Aim of the task ▸ Locate the string "tiene" throughout the material and copy every line in which it occurs.

+++

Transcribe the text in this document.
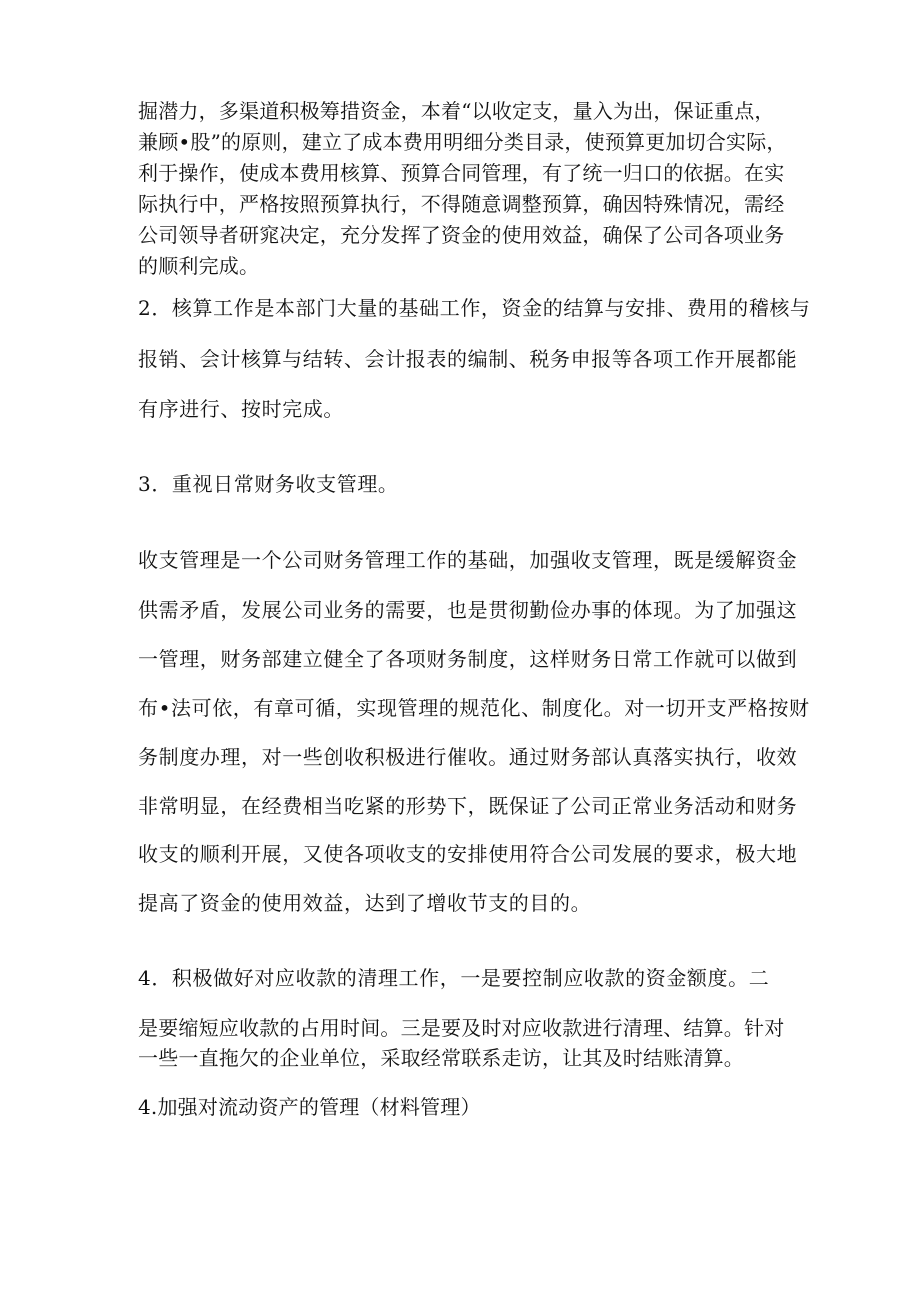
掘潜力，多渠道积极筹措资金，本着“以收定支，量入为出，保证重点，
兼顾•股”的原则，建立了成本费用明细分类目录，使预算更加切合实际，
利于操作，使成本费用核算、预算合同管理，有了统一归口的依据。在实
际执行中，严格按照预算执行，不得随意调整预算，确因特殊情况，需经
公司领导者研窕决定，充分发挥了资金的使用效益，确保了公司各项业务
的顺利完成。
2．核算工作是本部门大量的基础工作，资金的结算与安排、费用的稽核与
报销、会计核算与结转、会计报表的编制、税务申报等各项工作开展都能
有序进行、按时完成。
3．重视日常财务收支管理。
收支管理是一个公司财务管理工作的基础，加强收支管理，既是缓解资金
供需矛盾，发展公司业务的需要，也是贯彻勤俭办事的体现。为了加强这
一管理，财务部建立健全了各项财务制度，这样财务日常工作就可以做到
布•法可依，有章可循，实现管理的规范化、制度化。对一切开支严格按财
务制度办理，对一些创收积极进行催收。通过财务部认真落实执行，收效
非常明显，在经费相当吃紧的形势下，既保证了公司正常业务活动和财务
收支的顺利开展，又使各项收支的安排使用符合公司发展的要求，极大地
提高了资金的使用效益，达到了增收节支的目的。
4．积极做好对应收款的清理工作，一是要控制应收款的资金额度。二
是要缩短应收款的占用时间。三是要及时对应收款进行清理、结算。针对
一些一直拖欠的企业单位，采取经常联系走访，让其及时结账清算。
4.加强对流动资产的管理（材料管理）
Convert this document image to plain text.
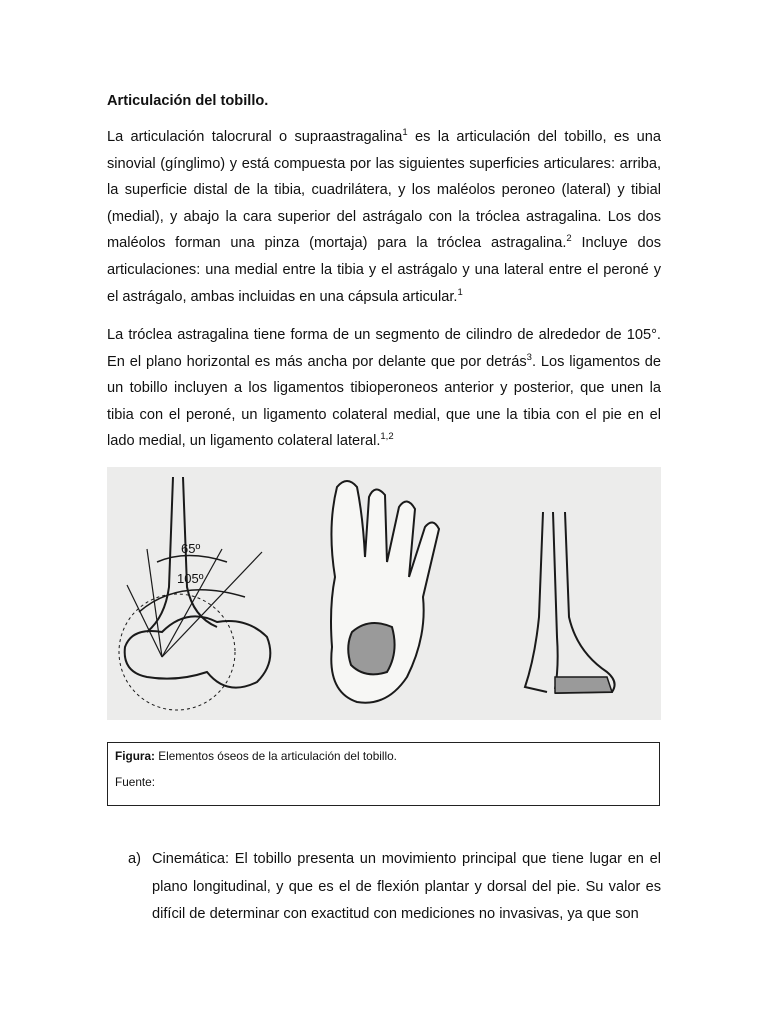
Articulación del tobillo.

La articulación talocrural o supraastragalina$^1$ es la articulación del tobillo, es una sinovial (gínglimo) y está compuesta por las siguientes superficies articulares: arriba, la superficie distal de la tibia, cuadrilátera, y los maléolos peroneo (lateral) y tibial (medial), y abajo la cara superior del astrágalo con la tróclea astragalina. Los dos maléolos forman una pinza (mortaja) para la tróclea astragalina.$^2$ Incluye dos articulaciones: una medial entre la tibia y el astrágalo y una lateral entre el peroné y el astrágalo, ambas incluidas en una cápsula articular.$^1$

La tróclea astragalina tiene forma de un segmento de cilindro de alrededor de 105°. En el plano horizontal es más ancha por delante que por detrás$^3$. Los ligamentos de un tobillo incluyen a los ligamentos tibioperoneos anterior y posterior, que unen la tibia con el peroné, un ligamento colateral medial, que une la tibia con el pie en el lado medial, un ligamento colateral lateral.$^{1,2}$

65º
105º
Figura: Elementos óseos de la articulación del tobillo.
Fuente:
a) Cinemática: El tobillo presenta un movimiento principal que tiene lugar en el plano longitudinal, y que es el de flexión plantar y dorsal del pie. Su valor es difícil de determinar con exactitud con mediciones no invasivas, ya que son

+++

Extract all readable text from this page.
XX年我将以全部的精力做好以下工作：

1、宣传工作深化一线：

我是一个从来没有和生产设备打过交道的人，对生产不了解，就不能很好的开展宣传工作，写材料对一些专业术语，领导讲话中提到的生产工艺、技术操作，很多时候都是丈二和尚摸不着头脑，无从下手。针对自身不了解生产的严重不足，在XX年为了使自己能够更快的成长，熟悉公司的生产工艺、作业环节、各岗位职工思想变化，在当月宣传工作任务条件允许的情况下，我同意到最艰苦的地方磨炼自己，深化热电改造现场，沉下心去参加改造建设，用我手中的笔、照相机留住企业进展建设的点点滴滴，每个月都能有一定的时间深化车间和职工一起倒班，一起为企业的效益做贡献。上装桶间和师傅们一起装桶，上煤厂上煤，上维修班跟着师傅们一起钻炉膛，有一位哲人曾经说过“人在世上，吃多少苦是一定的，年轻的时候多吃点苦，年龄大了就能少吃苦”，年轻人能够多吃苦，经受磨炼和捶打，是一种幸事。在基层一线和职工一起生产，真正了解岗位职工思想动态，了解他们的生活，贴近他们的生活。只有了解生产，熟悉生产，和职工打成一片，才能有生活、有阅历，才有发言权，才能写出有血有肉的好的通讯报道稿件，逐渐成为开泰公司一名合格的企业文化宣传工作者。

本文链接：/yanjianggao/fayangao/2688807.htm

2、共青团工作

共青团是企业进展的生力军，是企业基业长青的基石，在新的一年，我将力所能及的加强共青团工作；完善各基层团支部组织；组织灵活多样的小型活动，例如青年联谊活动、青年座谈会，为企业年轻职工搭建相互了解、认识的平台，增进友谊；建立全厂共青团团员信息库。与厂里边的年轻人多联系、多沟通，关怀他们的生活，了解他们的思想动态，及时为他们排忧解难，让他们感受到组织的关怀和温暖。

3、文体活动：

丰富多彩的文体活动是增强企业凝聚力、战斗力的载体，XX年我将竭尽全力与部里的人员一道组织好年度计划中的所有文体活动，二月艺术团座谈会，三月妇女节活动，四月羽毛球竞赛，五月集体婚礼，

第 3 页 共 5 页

+++

Task response ▸
La tróclea astragalina tiene forma de un segmento de cilindro de alrededor de 105°. En el plano horizontal es más ancha por delante que por detrás$^3$. Los ligamentos de un tobillo incluyen a los ligamentos tibioperoneos anterior y posterior, que unen la tibia con el peroné, un ligamento colateral medial, que une la tibia con el pie en el lado medial, un ligamento colateral lateral.$^{1,2}$
a) Cinemática: El tobillo presenta un movimiento principal que tiene lugar en el plano longitudinal, y que es el de flexión plantar y dorsal del pie. Su valor es difícil de determinar con exactitud con mediciones no invasivas, ya que son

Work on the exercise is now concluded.